Part of a data file:
◆ ◆ ◆

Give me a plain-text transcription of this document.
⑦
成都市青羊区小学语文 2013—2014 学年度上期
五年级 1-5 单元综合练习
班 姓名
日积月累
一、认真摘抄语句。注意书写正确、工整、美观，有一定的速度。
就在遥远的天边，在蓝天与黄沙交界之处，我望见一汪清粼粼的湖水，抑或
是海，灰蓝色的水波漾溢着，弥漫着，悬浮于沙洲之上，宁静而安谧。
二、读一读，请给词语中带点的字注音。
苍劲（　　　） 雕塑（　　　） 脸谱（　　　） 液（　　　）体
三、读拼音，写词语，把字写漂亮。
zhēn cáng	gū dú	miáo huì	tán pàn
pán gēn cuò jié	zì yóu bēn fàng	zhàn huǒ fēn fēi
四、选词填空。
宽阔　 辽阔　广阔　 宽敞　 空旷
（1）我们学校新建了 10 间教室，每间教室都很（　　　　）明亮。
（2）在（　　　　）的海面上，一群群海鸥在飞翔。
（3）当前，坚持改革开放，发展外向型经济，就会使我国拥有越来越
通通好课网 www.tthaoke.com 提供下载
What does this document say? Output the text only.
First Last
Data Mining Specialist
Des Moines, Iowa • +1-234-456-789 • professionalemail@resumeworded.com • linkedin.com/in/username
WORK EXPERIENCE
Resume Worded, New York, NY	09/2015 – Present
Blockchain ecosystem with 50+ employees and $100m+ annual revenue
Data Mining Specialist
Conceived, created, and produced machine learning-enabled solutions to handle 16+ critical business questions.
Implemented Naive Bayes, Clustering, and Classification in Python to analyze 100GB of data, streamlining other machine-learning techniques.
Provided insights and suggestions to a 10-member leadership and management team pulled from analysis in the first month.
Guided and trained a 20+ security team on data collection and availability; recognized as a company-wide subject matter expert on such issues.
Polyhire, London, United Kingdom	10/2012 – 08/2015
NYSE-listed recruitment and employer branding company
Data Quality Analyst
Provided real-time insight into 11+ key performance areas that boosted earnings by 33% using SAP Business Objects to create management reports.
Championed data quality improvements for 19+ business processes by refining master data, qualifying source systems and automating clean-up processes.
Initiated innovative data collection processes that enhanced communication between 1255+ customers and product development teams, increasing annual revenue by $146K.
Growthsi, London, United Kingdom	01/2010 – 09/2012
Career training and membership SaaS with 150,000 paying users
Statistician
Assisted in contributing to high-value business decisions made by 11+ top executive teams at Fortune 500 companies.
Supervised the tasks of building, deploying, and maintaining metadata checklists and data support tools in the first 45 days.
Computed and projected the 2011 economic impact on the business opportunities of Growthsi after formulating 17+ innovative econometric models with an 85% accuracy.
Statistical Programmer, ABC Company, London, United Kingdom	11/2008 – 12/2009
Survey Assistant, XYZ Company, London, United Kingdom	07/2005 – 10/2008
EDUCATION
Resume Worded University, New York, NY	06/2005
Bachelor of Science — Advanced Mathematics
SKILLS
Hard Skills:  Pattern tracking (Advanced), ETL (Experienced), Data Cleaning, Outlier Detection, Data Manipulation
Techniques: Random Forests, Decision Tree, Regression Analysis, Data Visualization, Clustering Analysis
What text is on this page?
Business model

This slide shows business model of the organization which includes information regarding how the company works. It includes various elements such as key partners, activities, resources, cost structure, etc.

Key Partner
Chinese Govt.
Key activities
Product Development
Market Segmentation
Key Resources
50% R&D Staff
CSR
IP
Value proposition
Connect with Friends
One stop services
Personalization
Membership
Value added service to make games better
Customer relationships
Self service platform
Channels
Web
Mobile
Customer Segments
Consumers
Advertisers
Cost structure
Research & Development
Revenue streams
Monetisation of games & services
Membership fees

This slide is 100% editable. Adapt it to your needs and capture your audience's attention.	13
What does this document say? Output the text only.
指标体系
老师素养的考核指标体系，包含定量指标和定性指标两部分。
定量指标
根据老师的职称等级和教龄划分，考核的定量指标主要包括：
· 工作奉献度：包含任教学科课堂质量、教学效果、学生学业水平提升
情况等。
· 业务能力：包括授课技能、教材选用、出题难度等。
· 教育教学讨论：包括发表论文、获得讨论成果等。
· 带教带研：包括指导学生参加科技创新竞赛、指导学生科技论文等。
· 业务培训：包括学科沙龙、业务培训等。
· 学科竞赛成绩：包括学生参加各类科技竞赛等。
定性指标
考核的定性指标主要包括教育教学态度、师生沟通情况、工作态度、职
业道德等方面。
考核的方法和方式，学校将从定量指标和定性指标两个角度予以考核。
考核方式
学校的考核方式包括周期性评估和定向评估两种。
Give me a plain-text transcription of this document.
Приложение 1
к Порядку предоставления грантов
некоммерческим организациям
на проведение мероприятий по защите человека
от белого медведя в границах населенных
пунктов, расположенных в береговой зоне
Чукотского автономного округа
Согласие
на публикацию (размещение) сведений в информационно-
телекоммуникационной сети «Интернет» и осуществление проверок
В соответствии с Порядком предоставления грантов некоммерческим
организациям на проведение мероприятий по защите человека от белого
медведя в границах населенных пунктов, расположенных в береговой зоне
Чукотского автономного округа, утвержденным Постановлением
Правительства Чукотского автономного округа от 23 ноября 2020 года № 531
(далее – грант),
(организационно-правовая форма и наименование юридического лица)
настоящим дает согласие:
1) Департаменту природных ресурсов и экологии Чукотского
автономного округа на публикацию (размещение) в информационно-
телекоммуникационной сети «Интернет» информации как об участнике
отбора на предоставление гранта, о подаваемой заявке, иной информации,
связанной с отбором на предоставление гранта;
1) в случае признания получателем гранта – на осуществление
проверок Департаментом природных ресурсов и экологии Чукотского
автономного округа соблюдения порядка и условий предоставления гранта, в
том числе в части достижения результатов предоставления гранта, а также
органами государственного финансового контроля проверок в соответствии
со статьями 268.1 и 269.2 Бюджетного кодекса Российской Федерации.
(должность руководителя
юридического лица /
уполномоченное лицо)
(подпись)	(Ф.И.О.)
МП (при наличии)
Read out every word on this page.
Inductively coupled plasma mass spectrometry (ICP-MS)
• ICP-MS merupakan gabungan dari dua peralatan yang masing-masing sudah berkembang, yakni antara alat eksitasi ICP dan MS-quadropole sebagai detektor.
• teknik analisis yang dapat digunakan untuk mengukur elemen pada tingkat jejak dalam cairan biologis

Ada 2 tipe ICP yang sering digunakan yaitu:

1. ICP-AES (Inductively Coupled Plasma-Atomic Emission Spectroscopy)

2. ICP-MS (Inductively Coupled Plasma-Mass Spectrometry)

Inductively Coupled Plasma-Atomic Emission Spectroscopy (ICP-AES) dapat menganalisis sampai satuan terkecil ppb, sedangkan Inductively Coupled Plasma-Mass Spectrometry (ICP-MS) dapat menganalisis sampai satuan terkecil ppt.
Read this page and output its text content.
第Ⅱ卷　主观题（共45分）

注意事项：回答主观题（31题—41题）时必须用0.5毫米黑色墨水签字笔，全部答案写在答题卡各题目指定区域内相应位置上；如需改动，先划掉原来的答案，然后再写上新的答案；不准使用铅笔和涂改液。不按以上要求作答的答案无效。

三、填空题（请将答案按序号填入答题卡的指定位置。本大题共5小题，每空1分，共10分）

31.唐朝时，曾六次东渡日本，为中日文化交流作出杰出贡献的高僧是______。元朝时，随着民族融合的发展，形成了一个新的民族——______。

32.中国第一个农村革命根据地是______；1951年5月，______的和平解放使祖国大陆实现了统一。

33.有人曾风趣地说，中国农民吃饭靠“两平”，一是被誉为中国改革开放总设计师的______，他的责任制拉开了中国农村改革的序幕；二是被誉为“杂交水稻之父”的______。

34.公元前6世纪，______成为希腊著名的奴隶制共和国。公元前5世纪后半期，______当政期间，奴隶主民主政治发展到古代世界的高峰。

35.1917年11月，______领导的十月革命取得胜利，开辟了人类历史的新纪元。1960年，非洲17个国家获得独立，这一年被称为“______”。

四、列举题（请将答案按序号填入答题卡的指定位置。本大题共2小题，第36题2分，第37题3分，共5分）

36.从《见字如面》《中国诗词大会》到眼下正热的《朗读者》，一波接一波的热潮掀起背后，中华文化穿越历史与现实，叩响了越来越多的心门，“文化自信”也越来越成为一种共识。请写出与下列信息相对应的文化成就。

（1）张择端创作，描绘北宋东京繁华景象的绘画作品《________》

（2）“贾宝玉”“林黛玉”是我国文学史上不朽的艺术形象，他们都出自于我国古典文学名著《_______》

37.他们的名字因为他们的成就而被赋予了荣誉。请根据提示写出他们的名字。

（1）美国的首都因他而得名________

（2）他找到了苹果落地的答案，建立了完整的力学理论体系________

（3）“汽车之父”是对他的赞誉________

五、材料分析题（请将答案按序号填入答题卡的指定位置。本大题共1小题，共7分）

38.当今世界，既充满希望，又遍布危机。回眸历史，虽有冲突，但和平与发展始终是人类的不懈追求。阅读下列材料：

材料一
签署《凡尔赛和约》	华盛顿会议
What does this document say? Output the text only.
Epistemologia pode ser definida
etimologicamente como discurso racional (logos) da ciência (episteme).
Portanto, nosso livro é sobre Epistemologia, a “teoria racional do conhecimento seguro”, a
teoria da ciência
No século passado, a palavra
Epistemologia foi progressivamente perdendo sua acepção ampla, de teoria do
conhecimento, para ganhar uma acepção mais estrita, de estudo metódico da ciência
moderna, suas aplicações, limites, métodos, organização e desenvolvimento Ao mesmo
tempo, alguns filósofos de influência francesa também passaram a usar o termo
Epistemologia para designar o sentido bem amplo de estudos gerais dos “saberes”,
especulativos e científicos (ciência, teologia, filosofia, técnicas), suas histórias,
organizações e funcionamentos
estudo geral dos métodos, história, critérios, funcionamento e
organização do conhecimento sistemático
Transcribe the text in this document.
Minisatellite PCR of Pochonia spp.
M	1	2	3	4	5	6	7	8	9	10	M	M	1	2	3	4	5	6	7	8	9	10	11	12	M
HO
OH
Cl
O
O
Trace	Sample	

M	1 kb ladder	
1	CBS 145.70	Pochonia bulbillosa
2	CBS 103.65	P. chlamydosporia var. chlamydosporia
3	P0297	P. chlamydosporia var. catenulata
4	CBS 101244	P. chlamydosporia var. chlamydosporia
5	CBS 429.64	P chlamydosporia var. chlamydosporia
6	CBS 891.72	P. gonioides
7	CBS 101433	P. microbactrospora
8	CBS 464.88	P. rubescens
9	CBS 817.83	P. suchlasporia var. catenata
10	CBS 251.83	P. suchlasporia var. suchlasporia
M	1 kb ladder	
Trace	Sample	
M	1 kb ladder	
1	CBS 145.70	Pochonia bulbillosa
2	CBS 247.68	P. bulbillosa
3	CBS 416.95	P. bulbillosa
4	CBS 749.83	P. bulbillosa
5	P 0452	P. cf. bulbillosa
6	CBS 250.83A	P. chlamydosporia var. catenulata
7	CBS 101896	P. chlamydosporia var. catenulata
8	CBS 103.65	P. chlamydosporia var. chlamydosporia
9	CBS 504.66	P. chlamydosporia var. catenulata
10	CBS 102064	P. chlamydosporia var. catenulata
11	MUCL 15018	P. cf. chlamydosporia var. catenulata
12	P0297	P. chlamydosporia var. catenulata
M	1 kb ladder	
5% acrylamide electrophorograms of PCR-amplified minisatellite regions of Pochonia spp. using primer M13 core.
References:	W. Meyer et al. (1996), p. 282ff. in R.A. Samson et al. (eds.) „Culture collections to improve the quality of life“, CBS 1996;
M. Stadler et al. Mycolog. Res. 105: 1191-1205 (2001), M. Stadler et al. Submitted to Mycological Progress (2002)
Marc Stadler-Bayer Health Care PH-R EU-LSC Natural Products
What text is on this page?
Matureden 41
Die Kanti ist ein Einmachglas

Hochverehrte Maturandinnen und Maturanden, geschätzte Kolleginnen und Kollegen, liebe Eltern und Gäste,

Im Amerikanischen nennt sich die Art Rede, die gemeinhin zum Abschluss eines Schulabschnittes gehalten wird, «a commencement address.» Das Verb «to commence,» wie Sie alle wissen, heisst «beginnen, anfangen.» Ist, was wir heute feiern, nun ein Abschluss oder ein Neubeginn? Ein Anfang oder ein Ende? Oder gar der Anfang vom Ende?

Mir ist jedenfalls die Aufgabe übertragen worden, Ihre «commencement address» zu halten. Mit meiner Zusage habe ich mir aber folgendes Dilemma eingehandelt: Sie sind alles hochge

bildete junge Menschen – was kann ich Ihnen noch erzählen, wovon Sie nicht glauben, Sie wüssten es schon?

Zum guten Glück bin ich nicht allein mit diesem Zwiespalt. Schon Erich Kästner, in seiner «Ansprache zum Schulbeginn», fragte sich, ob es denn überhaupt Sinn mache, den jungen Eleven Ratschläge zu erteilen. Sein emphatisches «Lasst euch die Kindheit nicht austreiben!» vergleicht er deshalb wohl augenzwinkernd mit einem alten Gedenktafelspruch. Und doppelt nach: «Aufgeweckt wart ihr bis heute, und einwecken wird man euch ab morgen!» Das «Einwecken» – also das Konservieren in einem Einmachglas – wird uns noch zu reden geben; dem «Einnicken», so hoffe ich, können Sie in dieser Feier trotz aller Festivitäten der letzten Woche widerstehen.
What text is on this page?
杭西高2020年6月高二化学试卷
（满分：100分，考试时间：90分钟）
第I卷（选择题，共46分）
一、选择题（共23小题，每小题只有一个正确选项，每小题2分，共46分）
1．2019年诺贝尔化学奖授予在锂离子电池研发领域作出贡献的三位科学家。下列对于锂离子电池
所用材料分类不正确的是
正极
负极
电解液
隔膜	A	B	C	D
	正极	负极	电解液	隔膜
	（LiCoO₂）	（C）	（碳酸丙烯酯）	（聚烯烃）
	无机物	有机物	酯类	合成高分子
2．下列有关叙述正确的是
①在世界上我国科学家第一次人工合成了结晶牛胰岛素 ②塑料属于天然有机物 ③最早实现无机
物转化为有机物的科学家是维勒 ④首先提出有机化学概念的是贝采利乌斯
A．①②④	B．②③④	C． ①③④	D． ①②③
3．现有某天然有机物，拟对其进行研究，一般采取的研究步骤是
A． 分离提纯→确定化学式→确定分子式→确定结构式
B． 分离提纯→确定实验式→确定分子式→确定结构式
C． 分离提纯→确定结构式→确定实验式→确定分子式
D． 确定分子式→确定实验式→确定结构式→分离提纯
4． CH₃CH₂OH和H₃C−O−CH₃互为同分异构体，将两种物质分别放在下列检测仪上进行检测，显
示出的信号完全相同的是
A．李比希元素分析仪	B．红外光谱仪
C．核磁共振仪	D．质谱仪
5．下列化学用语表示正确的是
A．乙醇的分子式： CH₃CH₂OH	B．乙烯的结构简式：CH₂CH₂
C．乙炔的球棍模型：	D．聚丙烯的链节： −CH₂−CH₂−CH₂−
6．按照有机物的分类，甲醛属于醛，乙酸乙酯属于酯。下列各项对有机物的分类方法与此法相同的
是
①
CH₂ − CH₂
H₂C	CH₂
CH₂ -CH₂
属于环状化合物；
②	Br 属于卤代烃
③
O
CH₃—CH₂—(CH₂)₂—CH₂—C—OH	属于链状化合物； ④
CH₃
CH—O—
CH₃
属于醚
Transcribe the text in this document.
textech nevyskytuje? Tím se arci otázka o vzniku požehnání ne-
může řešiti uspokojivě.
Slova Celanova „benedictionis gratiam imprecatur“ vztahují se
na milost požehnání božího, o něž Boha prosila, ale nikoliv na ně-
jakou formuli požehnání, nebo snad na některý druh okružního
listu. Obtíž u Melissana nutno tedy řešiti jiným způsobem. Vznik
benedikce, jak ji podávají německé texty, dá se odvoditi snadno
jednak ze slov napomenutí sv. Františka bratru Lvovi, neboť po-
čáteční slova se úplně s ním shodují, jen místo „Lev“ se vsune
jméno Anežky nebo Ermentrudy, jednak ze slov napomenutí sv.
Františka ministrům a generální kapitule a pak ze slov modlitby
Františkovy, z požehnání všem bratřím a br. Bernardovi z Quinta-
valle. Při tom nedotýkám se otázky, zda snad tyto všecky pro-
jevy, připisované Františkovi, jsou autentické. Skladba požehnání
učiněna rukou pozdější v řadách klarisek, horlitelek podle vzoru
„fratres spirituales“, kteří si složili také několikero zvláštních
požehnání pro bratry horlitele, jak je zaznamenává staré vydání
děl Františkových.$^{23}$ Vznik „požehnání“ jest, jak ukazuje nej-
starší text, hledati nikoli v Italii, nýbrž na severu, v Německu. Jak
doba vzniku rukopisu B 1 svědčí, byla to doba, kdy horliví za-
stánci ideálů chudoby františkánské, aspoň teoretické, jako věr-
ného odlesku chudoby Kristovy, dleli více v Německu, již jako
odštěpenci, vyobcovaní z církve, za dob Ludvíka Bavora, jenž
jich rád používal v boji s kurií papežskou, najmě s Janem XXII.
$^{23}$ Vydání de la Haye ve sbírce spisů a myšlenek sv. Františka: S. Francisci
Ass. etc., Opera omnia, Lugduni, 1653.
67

◆ ◆ ◆

Which lines contain "округа"? Show each of them.

• Full response:
Чукотского автономного округа
Чукотского автономного округа, утвержденным Постановлением
Правительства Чукотского автономного округа от 23 ноября 2020 года № 531
автономного округа на публикацию (размещение) в информационно-
автономного округа соблюдения порядка и условий предоставления гранта, в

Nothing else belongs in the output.